# Flights Grounded @ Dallas Love Field



## Bob Dylan (Jul 25, 2022)

Just got a text Alert from Southeest Airlines that as of 11:00AM CDT, Mon 8/25, all Flights @ Love Field were Grounded due to a Live Shooting Incident in the Terminal.

No other details, Updates promised!


----------



## jiml (Jul 25, 2022)

__





Police: Woman opened fire in Dallas airport; cop shot her






www.msn.com


----------



## Bob Dylan (Jul 25, 2022)

jiml said:


> __
> 
> 
> 
> ...


 Thanks!!I I've got a friend that works @ Love Field but they're OFF on Mondays.


----------



## Devil's Advocate (Jul 25, 2022)

SAT got shot up in the arrivals pickup area in April of last year. Guess it's DAL's turn this time. Wonder which airport will be next. DFW? IAH? AUS?


----------



## Rover (Jul 26, 2022)

The authorities, for security, had everyone on both sides of the TSA checkin go outside and check back in. Just in case it was a co-ordinated terror attack.


----------



## Devil's Advocate (Jul 26, 2022)

Rover said:


> The authorities, for security, had everyone on both sides of the TSA checkin go outside and check back in. Just in case it was a co-ordinated terror attack.

Data provided

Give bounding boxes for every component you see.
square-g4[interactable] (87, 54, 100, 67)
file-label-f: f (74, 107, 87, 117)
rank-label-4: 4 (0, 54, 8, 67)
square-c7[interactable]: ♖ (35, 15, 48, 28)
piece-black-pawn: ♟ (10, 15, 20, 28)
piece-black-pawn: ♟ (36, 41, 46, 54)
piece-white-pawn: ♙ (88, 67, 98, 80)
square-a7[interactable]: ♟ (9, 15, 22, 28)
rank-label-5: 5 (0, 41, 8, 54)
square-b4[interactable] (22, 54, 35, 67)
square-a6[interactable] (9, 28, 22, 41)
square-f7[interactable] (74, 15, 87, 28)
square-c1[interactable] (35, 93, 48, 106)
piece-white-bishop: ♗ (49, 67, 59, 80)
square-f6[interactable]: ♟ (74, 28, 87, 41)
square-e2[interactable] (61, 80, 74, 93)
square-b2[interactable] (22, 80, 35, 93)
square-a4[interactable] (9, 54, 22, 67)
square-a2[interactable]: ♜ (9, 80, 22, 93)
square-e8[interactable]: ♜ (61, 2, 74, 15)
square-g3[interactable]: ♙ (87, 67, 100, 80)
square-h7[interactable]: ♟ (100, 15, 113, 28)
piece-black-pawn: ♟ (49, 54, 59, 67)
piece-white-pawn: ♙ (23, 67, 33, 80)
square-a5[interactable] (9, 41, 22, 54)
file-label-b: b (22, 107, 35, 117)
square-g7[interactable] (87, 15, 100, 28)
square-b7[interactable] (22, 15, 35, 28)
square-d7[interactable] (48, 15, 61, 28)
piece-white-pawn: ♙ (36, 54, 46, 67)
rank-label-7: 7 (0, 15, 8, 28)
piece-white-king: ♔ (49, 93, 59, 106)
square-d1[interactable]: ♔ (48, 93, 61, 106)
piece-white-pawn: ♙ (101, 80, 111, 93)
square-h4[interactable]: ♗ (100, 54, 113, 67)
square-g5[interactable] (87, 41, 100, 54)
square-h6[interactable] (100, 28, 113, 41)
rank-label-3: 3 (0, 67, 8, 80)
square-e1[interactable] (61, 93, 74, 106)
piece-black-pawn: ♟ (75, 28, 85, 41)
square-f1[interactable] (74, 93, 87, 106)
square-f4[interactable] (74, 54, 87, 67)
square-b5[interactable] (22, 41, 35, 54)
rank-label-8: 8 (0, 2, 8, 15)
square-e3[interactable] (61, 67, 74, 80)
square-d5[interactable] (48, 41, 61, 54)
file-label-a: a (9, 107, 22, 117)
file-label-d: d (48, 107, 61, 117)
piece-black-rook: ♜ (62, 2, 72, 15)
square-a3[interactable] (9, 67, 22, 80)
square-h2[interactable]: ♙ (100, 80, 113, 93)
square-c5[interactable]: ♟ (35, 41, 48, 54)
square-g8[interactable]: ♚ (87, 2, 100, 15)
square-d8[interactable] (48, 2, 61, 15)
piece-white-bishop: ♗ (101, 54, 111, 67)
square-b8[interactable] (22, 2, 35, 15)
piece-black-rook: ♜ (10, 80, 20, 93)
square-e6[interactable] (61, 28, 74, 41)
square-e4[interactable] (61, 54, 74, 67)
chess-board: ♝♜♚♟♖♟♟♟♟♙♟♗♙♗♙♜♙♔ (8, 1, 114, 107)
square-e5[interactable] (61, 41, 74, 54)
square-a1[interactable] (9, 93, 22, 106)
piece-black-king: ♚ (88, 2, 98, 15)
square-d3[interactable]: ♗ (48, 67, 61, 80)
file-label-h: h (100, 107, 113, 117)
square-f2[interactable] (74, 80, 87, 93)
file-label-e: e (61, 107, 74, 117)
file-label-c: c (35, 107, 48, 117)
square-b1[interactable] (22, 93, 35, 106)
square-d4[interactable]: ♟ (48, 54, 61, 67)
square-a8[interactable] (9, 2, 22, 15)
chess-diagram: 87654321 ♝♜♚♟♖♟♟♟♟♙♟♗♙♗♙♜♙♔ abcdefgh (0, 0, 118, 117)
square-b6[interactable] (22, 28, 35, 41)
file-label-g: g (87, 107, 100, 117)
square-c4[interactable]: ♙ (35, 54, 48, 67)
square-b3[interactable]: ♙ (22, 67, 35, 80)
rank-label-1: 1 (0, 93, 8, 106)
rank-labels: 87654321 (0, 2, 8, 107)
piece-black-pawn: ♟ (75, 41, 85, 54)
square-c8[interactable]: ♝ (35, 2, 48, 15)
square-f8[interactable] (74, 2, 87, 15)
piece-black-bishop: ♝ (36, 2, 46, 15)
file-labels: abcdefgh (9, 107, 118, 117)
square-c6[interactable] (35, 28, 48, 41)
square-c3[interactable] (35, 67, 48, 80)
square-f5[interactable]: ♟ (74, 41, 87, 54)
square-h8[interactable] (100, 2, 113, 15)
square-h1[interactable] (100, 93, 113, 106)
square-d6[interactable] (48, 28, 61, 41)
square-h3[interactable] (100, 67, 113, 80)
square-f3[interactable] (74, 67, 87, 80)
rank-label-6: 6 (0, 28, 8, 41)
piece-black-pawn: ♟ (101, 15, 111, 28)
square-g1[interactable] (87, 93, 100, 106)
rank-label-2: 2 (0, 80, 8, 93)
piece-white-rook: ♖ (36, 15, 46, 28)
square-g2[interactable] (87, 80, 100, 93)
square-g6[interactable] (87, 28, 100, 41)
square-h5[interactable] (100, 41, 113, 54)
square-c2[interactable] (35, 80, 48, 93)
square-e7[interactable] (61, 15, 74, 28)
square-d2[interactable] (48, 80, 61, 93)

...

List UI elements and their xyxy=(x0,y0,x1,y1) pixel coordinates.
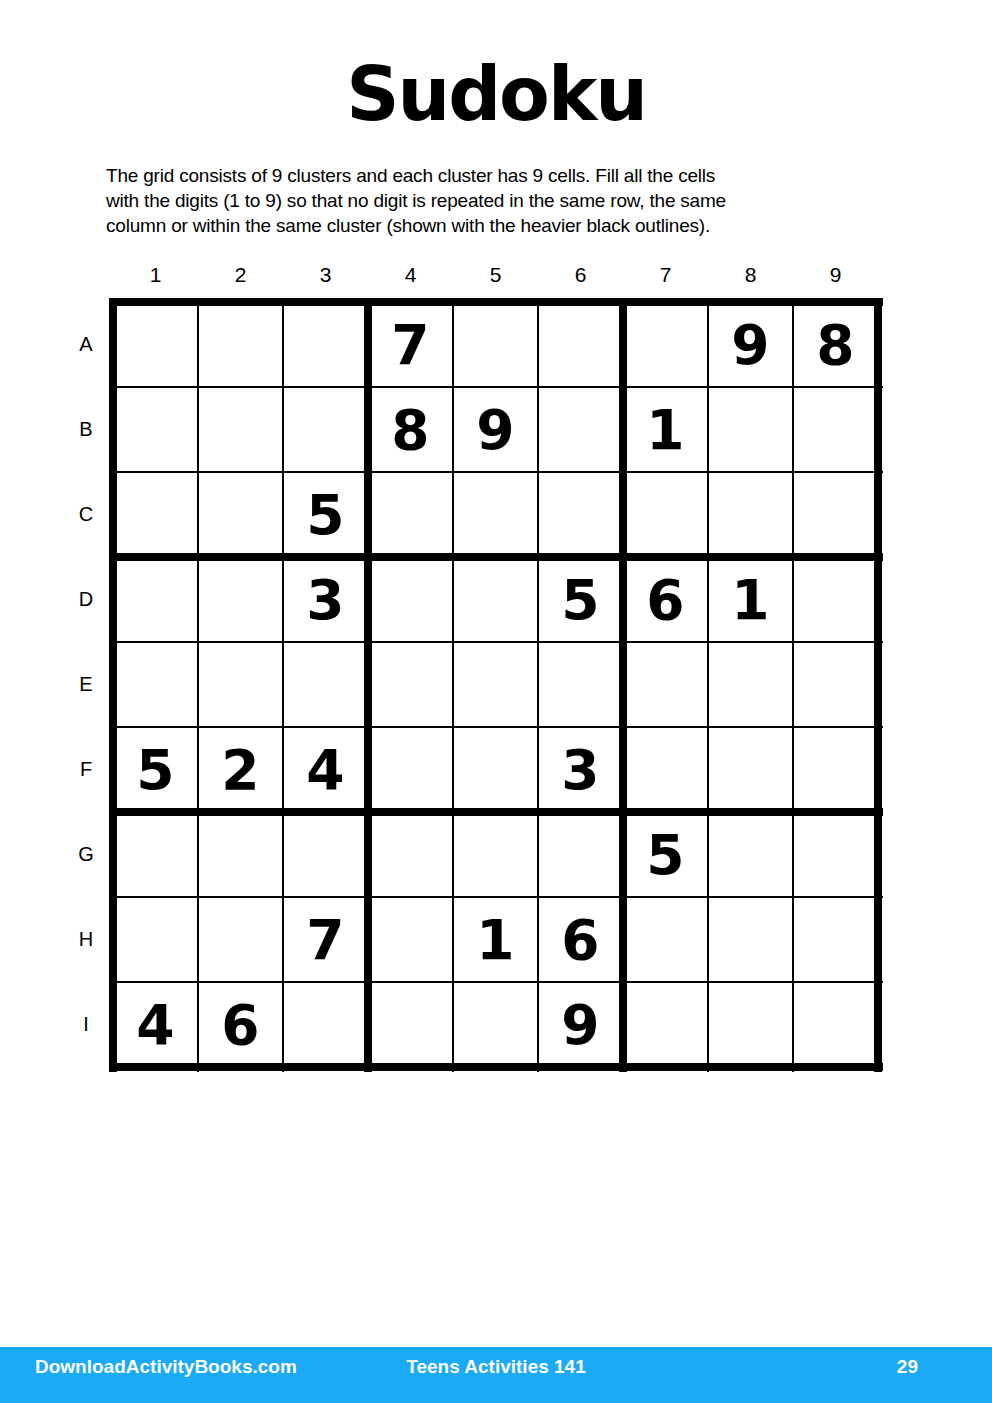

Exercise set
a) In the thread about the Love Field grounding, what did the authorities have everyone on both sides of the TSA checkin do?
b) Put everything in the entries from the line containing "Give bounding boxes" down to the line containing "square-f4[interactable] (74, 54, 87, 67)" into a Markdown table with the columns Row and Entry line, leaving out blank lines.

Solutions to the problems
a) They had everyone go outside and check back in.

b)
| Row | Entry line |
|---|---|
| 1 | Give bounding boxes for every component you see. |
| 2 | square-g4[interactable] (87, 54, 100, 67) |
| 3 | file-label-f: f (74, 107, 87, 117) |
| 4 | rank-label-4: 4 (0, 54, 8, 67) |
| 5 | square-c7[interactable]: ♖ (35, 15, 48, 28) |
| 6 | piece-black-pawn: ♟ (10, 15, 20, 28) |
| 7 | piece-black-pawn: ♟ (36, 41, 46, 54) |
| 8 | piece-white-pawn: ♙ (88, 67, 98, 80) |
| 9 | square-a7[interactable]: ♟ (9, 15, 22, 28) |
| 10 | rank-label-5: 5 (0, 41, 8, 54) |
| 11 | square-b4[interactable] (22, 54, 35, 67) |
| 12 | square-a6[interactable] (9, 28, 22, 41) |
| 13 | square-f7[interactable] (74, 15, 87, 28) |
| 14 | square-c1[interactable] (35, 93, 48, 106) |
| 15 | piece-white-bishop: ♗ (49, 67, 59, 80) |
| 16 | square-f6[interactable]: ♟ (74, 28, 87, 41) |
| 17 | square-e2[interactable] (61, 80, 74, 93) |
| 18 | square-b2[interactable] (22, 80, 35, 93) |
| 19 | square-a4[interactable] (9, 54, 22, 67) |
| 20 | square-a2[interactable]: ♜ (9, 80, 22, 93) |
| 21 | square-e8[interactable]: ♜ (61, 2, 74, 15) |
| 22 | square-g3[interactable]: ♙ (87, 67, 100, 80) |
| 23 | square-h7[interactable]: ♟ (100, 15, 113, 28) |
| 24 | piece-black-pawn: ♟ (49, 54, 59, 67) |
| 25 | piece-white-pawn: ♙ (23, 67, 33, 80) |
| 26 | square-a5[interactable] (9, 41, 22, 54) |
| 27 | file-label-b: b (22, 107, 35, 117) |
| 28 | square-g7[interactable] (87, 15, 100, 28) |
| 29 | square-b7[interactable] (22, 15, 35, 28) |
| 30 | square-d7[interactable] (48, 15, 61, 28) |
| 31 | piece-white-pawn: ♙ (36, 54, 46, 67) |
| 32 | rank-label-7: 7 (0, 15, 8, 28) |
| 33 | piece-white-king: ♔ (49, 93, 59, 106) |
| 34 | square-d1[interactable]: ♔ (48, 93, 61, 106) |
| 35 | piece-white-pawn: ♙ (101, 80, 111, 93) |
| 36 | square-h4[interactable]: ♗ (100, 54, 113, 67) |
| 37 | square-g5[interactable] (87, 41, 100, 54) |
| 38 | square-h6[interactable] (100, 28, 113, 41) |
| 39 | rank-label-3: 3 (0, 67, 8, 80) |
| 40 | square-e1[interactable] (61, 93, 74, 106) |
| 41 | piece-black-pawn: ♟ (75, 28, 85, 41) |
| 42 | square-f1[interactable] (74, 93, 87, 106) |
| 43 | square-f4[interactable] (74, 54, 87, 67) |